Data extract.
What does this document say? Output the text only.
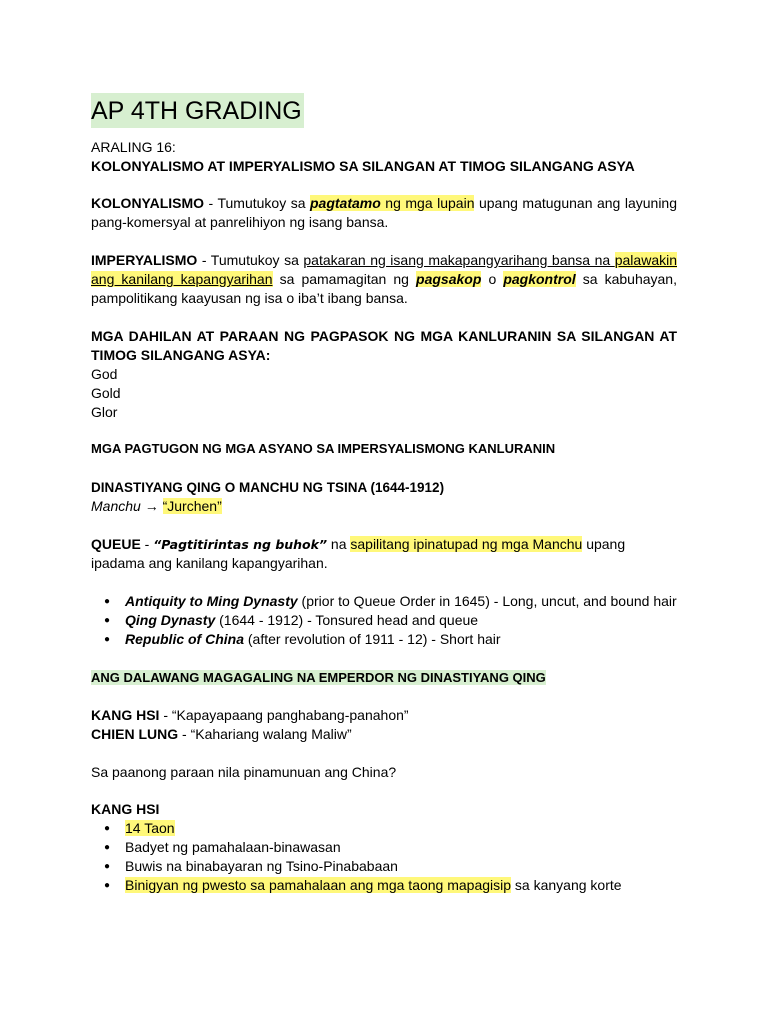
AP 4TH GRADING

ARALING 16:

KOLONYALISMO AT IMPERYALISMO SA SILANGAN AT TIMOG SILANGANG ASYA

KOLONYALISMO - Tumutukoy sa pagtatamo ng mga lupain upang matugunan ang layuning pang-komersyal at panrelihiyon ng isang bansa.

IMPERYALISMO - Tumutukoy sa patakaran ng isang makapangyarihang bansa na palawakin ang kanilang kapangyarihan sa pamamagitan ng pagsakop o pagkontrol sa kabuhayan, pampolitikang kaayusan ng isa o iba’t ibang bansa.

MGA DAHILAN AT PARAAN NG PAGPASOK NG MGA KANLURANIN SA SILANGAN AT TIMOG SILANGANG ASYA:

God

Gold

Glor

MGA PAGTUGON NG MGA ASYANO SA IMPERSYALISMONG KANLURANIN

DINASTIYANG QING O MANCHU NG TSINA (1644-1912)

Manchu → “Jurchen”

QUEUE - “Pagtitirintas ng buhok” na sapilitang ipinatupad ng mga Manchu upang ipadama ang kanilang kapangyarihan.

● Antiquity to Ming Dynasty (prior to Queue Order in 1645) - Long, uncut, and bound hair
● Qing Dynasty (1644 - 1912) - Tonsured head and queue
● Republic of China (after revolution of 1911 - 12) - Short hair

ANG DALAWANG MAGAGALING NA EMPERDOR NG DINASTIYANG QING

KANG HSI - “Kapayapaang panghabang-panahon”

CHIEN LUNG - “Kahariang walang Maliw”

Sa paanong paraan nila pinamunuan ang China?

KANG HSI

● 14 Taon
● Badyet ng pamahalaan-binawasan
● Buwis na binabayaran ng Tsino-Pinababaan
● Binigyan ng pwesto sa pamahalaan ang mga taong mapagisip sa kanyang korte
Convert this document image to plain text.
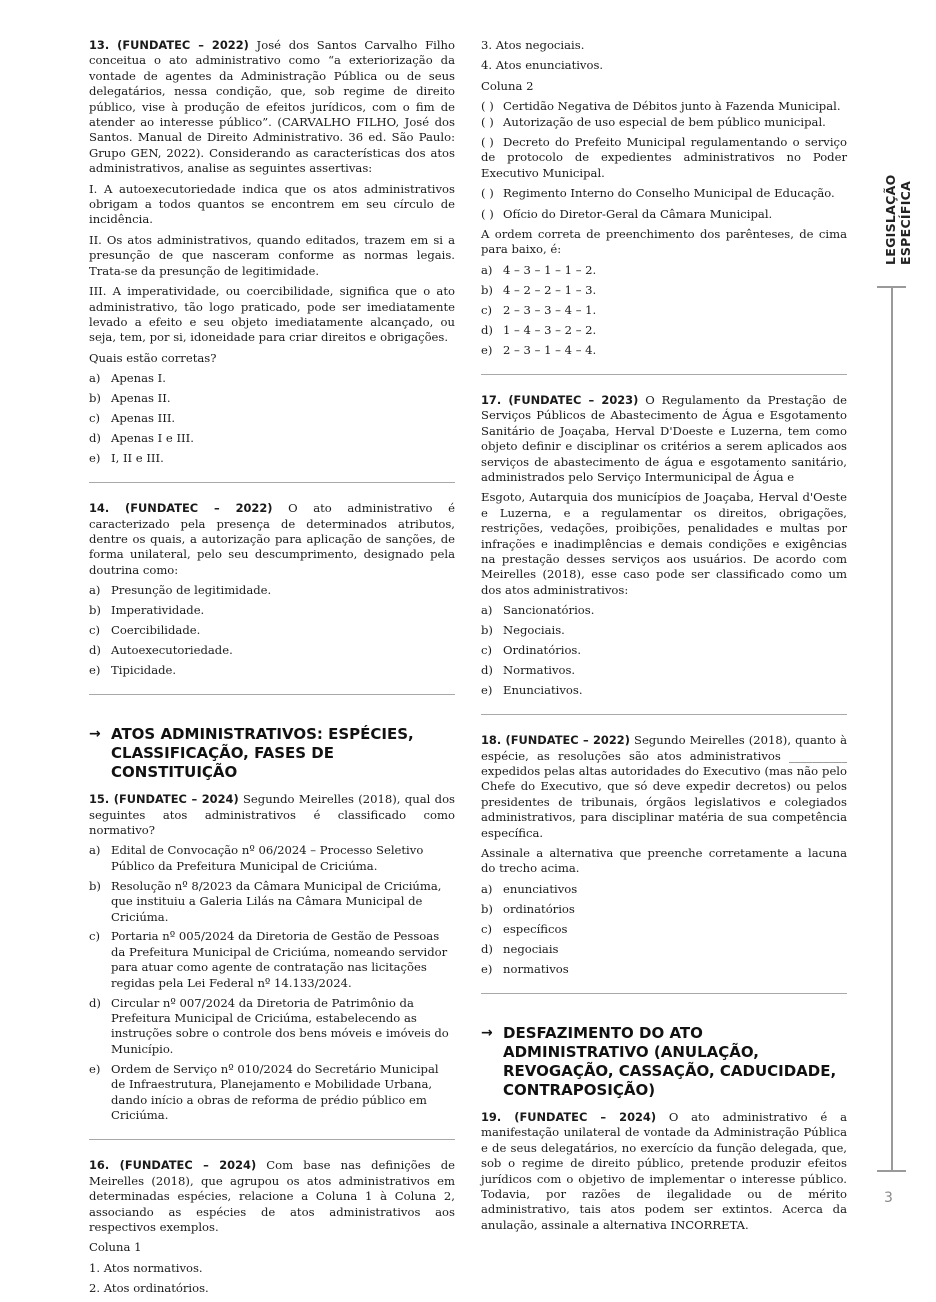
13. (FUNDATEC – 2022) José dos Santos Carvalho Filho conceitua o ato administrativo como “a exteriorização da vontade de agentes da Administração Pública ou de seus delegatários, nessa condição, que, sob regime de direito público, vise à produção de efeitos jurídicos, com o fim de atender ao interesse público”. (CARVALHO FILHO, José dos Santos. Manual de Direito Administrativo. 36 ed. São Paulo: Grupo GEN, 2022). Considerando as características dos atos administrativos, analise as seguintes assertivas:

I. A autoexecutoriedade indica que os atos administrativos obrigam a todos quantos se encontrem em seu círculo de incidência.

II. Os atos administrativos, quando editados, trazem em si a presunção de que nasceram conforme as normas legais. Trata-se da presunção de legitimidade.

III. A imperatividade, ou coercibilidade, significa que o ato administrativo, tão logo praticado, pode ser imediatamente levado a efeito e seu objeto imediatamente alcançado, ou seja, tem, por si, idoneidade para criar direitos e obrigações.

Quais estão corretas?

a) Apenas I.
b) Apenas II.
c) Apenas III.
d) Apenas I e III.
e) I, II e III.

14. (FUNDATEC – 2022) O ato administrativo é caracterizado pela presença de determinados atributos, dentre os quais, a autorização para aplicação de sanções, de forma unilateral, pelo seu descumprimento, designado pela doutrina como:

a) Presunção de legitimidade.
b) Imperatividade.
c) Coercibilidade.
d) Autoexecutoriedade.
e) Tipicidade.
→ ATOS ADMINISTRATIVOS: ESPÉCIES, CLASSIFICAÇÃO, FASES DE CONSTITUIÇÃO

15. (FUNDATEC – 2024) Segundo Meirelles (2018), qual dos seguintes atos administrativos é classificado como normativo?

a) Edital de Convocação nº 06/2024 – Processo Seletivo Público da Prefeitura Municipal de Criciúma.
b) Resolução nº 8/2023 da Câmara Municipal de Criciúma, que instituiu a Galeria Lilás na Câmara Municipal de Criciúma.
c) Portaria nº 005/2024 da Diretoria de Gestão de Pessoas da Prefeitura Municipal de Criciúma, nomeando servidor para atuar como agente de contratação nas licitações regidas pela Lei Federal nº 14.133/2024.
d) Circular nº 007/2024 da Diretoria de Patrimônio da Prefeitura Municipal de Criciúma, estabelecendo as instruções sobre o controle dos bens móveis e imóveis do Município.
e) Ordem de Serviço nº 010/2024 do Secretário Municipal de Infraestrutura, Planejamento e Mobilidade Urbana, dando início a obras de reforma de prédio público em Criciúma.

16. (FUNDATEC – 2024) Com base nas definições de Meirelles (2018), que agrupou os atos administrativos em determinadas espécies, relacione a Coluna 1 à Coluna 2, associando as espécies de atos administrativos aos respectivos exemplos.

Coluna 1

1. Atos normativos.

2. Atos ordinatórios.

3. Atos negociais.

4. Atos enunciativos.

Coluna 2

( ) Certidão Negativa de Débitos junto à Fazenda Municipal.

( ) Autorização de uso especial de bem público municipal.

( ) Decreto do Prefeito Municipal regulamentando o serviço de protocolo de expedientes administrativos no Poder Executivo Municipal.

( ) Regimento Interno do Conselho Municipal de Educação.

( ) Ofício do Diretor-Geral da Câmara Municipal.

A ordem correta de preenchimento dos parênteses, de cima para baixo, é:

a) 4 – 3 – 1 – 1 – 2.
b) 4 – 2 – 2 – 1 – 3.
c) 2 – 3 – 3 – 4 – 1.
d) 1 – 4 – 3 – 2 – 2.
e) 2 – 3 – 1 – 4 – 4.

17. (FUNDATEC – 2023) O Regulamento da Prestação de Serviços Públicos de Abastecimento de Água e Esgotamento Sanitário de Joaçaba, Herval D'Doeste e Luzerna, tem como objeto definir e disciplinar os critérios a serem aplicados aos serviços de abastecimento de água e esgotamento sanitário, administrados pelo Serviço Intermunicipal de Água e

Esgoto, Autarquia dos municípios de Joaçaba, Herval d'Oeste e Luzerna, e a regulamentar os direitos, obrigações, restrições, vedações, proibições, penalidades e multas por infrações e inadimplências e demais condições e exigências na prestação desses serviços aos usuários. De acordo com Meirelles (2018), esse caso pode ser classificado como um dos atos administrativos:

a) Sancionatórios.
b) Negociais.
c) Ordinatórios.
d) Normativos.
e) Enunciativos.

18. (FUNDATEC – 2022) Segundo Meirelles (2018), quanto à espécie, as resoluções são atos administrativos __________ expedidos pelas altas autoridades do Executivo (mas não pelo Chefe do Executivo, que só deve expedir decretos) ou pelos presidentes de tribunais, órgãos legislativos e colegiados administrativos, para disciplinar matéria de sua competência específica.

Assinale a alternativa que preenche corretamente a lacuna do trecho acima.

a) enunciativos
b) ordinatórios
c) específicos
d) negociais
e) normativos
→ DESFAZIMENTO DO ATO ADMINISTRATIVO (ANULAÇÃO, REVOGAÇÃO, CASSAÇÃO, CADUCIDADE, CONTRAPOSIÇÃO)

19. (FUNDATEC – 2024) O ato administrativo é a manifestação unilateral de vontade da Administração Pública e de seus delegatários, no exercício da função delegada, que, sob o regime de direito público, pretende produzir efeitos jurídicos com o objetivo de implementar o interesse público. Todavia, por razões de ilegalidade ou de mérito administrativo, tais atos podem ser extintos. Acerca da anulação, assinale a alternativa INCORRETA.

LEGISLAÇÃO ESPECÍFICA
3
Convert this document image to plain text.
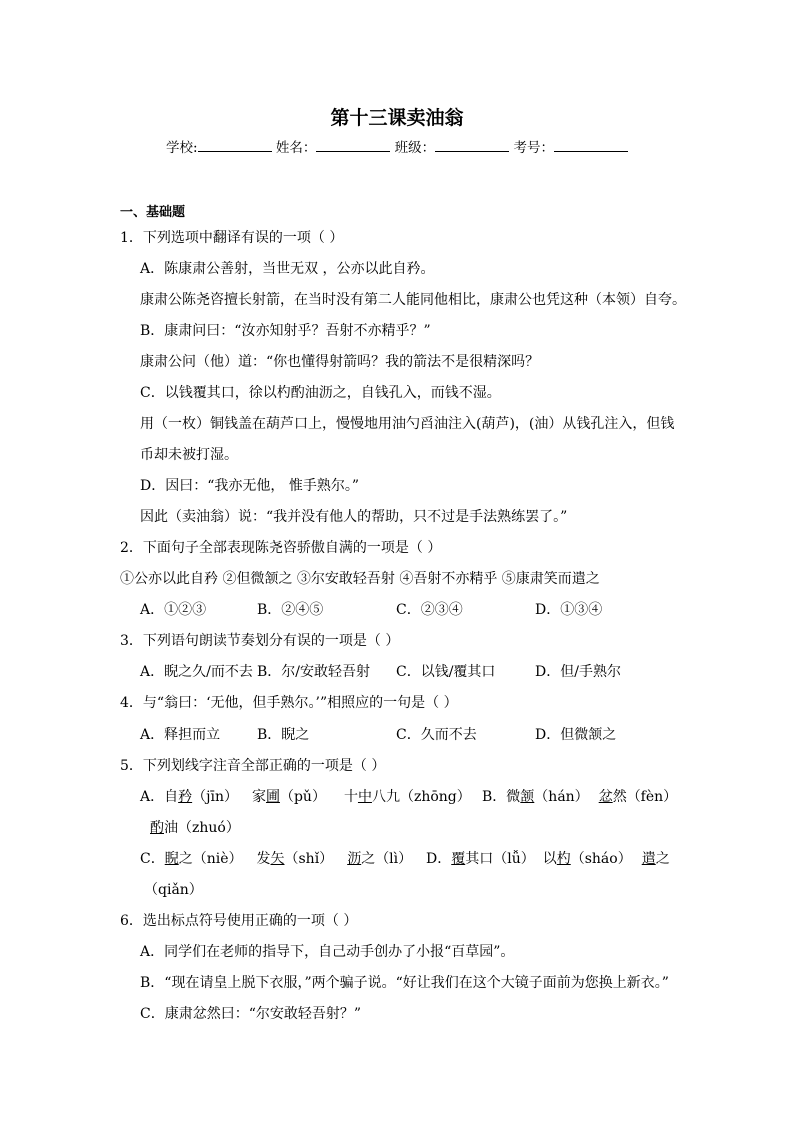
第十三课卖油翁
学校:	姓名：	班级：	考号：
一、基础题
1．下列选项中翻译有误的一项（ ）
A．陈康肃公善射，当世无双 ，公亦以此自矜。
康肃公陈尧咨擅长射箭，在当时没有第二人能同他相比，康肃公也凭这种（本领）自夸。
B．康肃问曰：“汝亦知射乎？吾射不亦精乎？”
康肃公问（他）道：“你也懂得射箭吗？我的箭法不是很精深吗？
C．以钱覆其口，徐以杓酌油沥之，自钱孔入，而钱不湿。
用（一枚）铜钱盖在葫芦口上，慢慢地用油勺舀油注入(葫芦)，(油）从钱孔注入，但钱
币却未被打湿。
D．因曰：“我亦无他， 惟手熟尔。”
因此（卖油翁）说：“我并没有他人的帮助，只不过是手法熟练罢了。”
2．下面句子全部表现陈尧咨骄傲自满的一项是（ ）
①公亦以此自矜 ②但微颔之 ③尔安敢轻吾射 ④吾射不亦精乎 ⑤康肃笑而遣之
A．①②③	B．②④⑤	C．②③④	D．①③④
3．下列语句朗读节奏划分有误的一项是（ ）
A．睨之久/而不去 B．尔/安敢轻吾射 C．以钱/覆其口	D．但/手熟尔
4．与“翁曰：‘无他，但手熟尔。’”相照应的一句是（ ）
A．释担而立	B．睨之	C．久而不去	D．但微颔之
5．下列划线字注音全部正确的一项是（ ）
A．自矜（jīn） 家圃（pǔ） 十中八九（zhōng） B．微颔（hán） 忿然（fèn）
酌油（zhuó）
C．睨之（niè） 发矢（shǐ） 沥之（lì） D．覆其口（lǚ） 以杓（sháo） 遣之
（qiǎn）
6．选出标点符号使用正确的一项（ ）
A．同学们在老师的指导下，自己动手创办了小报“百草园”。
B．“现在请皇上脱下衣服，”两个骗子说。“好让我们在这个大镜子面前为您换上新衣。”
C．康肃忿然曰：“尔安敢轻吾射？”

Set problem.
Among the entries above, how many lines hold the string "upang"? Give the number by itself.

Result below.
2